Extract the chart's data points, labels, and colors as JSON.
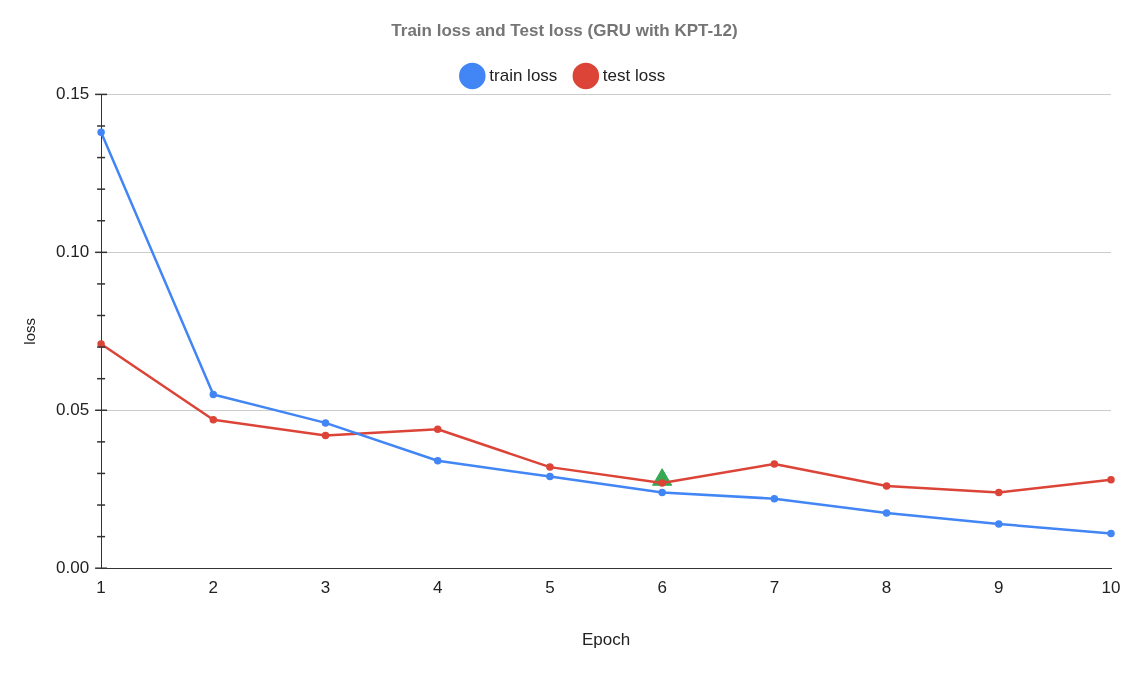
{
  "chart_data": {
    "type": "line",
    "title": "Train loss and Test loss (GRU with KPT-12)",
    "xlabel": "Epoch",
    "ylabel": "loss",
    "categories": [
      "1",
      "2",
      "3",
      "4",
      "5",
      "6",
      "7",
      "8",
      "9",
      "10"
    ],
    "series": [
      {
        "name": "train loss",
        "color": "#4285f4",
        "values": [
          0.138,
          0.055,
          0.046,
          0.034,
          0.029,
          0.024,
          0.022,
          0.0175,
          0.014,
          0.011
        ]
      },
      {
        "name": "test loss",
        "color": "#db4437",
        "values": [
          0.071,
          0.047,
          0.042,
          0.044,
          0.032,
          0.027,
          0.033,
          0.026,
          0.024,
          0.028
        ]
      },
      {
        "type": "scatter",
        "color": "#34a853",
        "marker": "triangle",
        "values": [
          null,
          null,
          null,
          null,
          null,
          0.028,
          null,
          null,
          null,
          null
        ]
      }
    ],
    "ylim": [
      0,
      0.15
    ],
    "yticks": [
      {
        "value": 0,
        "label": "0.00"
      },
      {
        "value": 0.01,
        "label": null
      },
      {
        "value": 0.02,
        "label": null
      },
      {
        "value": 0.03,
        "label": null
      },
      {
        "value": 0.04,
        "label": null
      },
      {
        "value": 0.05,
        "label": "0.05"
      },
      {
        "value": 0.06,
        "label": null
      },
      {
        "value": 0.07,
        "label": null
      },
      {
        "value": 0.08,
        "label": null
      },
      {
        "value": 0.09,
        "label": null
      },
      {
        "value": 0.1,
        "label": "0.10"
      },
      {
        "value": 0.11,
        "label": null
      },
      {
        "value": 0.12,
        "label": null
      },
      {
        "value": 0.13,
        "label": null
      },
      {
        "value": 0.14,
        "label": null
      },
      {
        "value": 0.15,
        "label": "0.15"
      }
    ],
    "grid": "y",
    "legend": "top",
    "marker": "circle",
    "line_style": "solid"
  }
}
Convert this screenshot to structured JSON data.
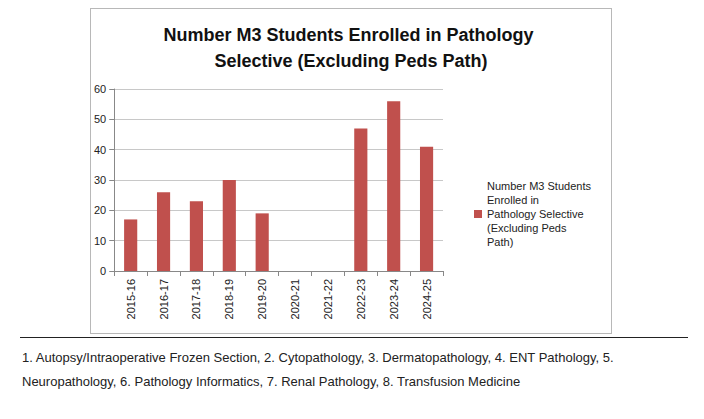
{
  "chart_data": {
    "type": "bar",
    "title": "Number M3 Students Enrolled in Pathology Selective (Excluding Peds Path)",
    "categories": [
      "2015-16",
      "2016-17",
      "2017-18",
      "2018-19",
      "2019-20",
      "2020-21",
      "2021-22",
      "2022-23",
      "2023-24",
      "2024-25"
    ],
    "series": [
      {
        "name": "Number M3 Students Enrolled in Pathology Selective (Excluding Peds Path)",
        "color": "#c0504d",
        "values": [
          17,
          26,
          23,
          30,
          19,
          null,
          null,
          47,
          56,
          41
        ]
      }
    ],
    "ylim": [
      0,
      60
    ],
    "yticks": [
      0,
      10,
      20,
      30,
      40,
      50,
      60
    ],
    "grid": true,
    "legend": "right",
    "annotations": [
      "1. Autopsy/Intraoperative Frozen Section, 2. Cytopathology, 3. Dermatopathology, 4. ENT Pathology, 5. Neuropathology, 6. Pathology Informatics, 7. Renal Pathology, 8. Transfusion Medicine"
    ]
  }
}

:::::

> SET TASK: Without the pictures, write out all of the material exactly.

> IN RESPONSE:
Extract the chart's data points, labels, and colors as JSON.
{
  "chart_data": {
    "type": "line",
    "title": "Train loss and Test loss (GRU with KPT-12)",
    "xlabel": "Epoch",
    "ylabel": "loss",
    "categories": [
      "1",
      "2",
      "3",
      "4",
      "5",
      "6",
      "7",
      "8",
      "9",
      "10"
    ],
    "series": [
      {
        "name": "train loss",
        "color": "#4285f4",
        "values": [
          0.138,
          0.055,
          0.046,
          0.034,
          0.029,
          0.024,
          0.022,
          0.0175,
          0.014,
          0.011
        ]
      },
      {
        "name": "test loss",
        "color": "#db4437",
        "values": [
          0.071,
          0.047,
          0.042,
          0.044,
          0.032,
          0.027,
          0.033,
          0.026,
          0.024,
          0.028
        ]
      },
      {
        "type": "scatter",
        "color": "#34a853",
        "marker": "triangle",
        "values": [
          null,
          null,
          null,
          null,
          null,
          0.028,
          null,
          null,
          null,
          null
        ]
      }
    ],
    "ylim": [
      0,
      0.15
    ],
    "yticks": [
      {
        "value": 0,
        "label": "0.00"
      },
      {
        "value": 0.01,
        "label": null
      },
      {
        "value": 0.02,
        "label": null
      },
      {
        "value": 0.03,
        "label": null
      },
      {
        "value": 0.04,
        "label": null
      },
      {
        "value": 0.05,
        "label": "0.05"
      },
      {
        "value": 0.06,
        "label": null
      },
      {
        "value": 0.07,
        "label": null
      },
      {
        "value": 0.08,
        "label": null
      },
      {
        "value": 0.09,
        "label": null
      },
      {
        "value": 0.1,
        "label": "0.10"
      },
      {
        "value": 0.11,
        "label": null
      },
      {
        "value": 0.12,
        "label": null
      },
      {
        "value": 0.13,
        "label": null
      },
      {
        "value": 0.14,
        "label": null
      },
      {
        "value": 0.15,
        "label": "0.15"
      }
    ],
    "grid": "y",
    "legend": "top",
    "marker": "circle",
    "line_style": "solid"
  }
}
Convert this screenshot to structured JSON data.
{
  "chart_data": {
    "type": "bar",
    "title": "Number M3 Students Enrolled in Pathology Selective (Excluding Peds Path)",
    "categories": [
      "2015-16",
      "2016-17",
      "2017-18",
      "2018-19",
      "2019-20",
      "2020-21",
      "2021-22",
      "2022-23",
      "2023-24",
      "2024-25"
    ],
    "series": [
      {
        "name": "Number M3 Students Enrolled in Pathology Selective (Excluding Peds Path)",
        "color": "#c0504d",
        "values": [
          17,
          26,
          23,
          30,
          19,
          null,
          null,
          47,
          56,
          41
        ]
      }
    ],
    "ylim": [
      0,
      60
    ],
    "yticks": [
      0,
      10,
      20,
      30,
      40,
      50,
      60
    ],
    "grid": true,
    "legend": "right",
    "annotations": [
      "1. Autopsy/Intraoperative Frozen Section, 2. Cytopathology, 3. Dermatopathology, 4. ENT Pathology, 5. Neuropathology, 6. Pathology Informatics, 7. Renal Pathology, 8. Transfusion Medicine"
    ]
  }
}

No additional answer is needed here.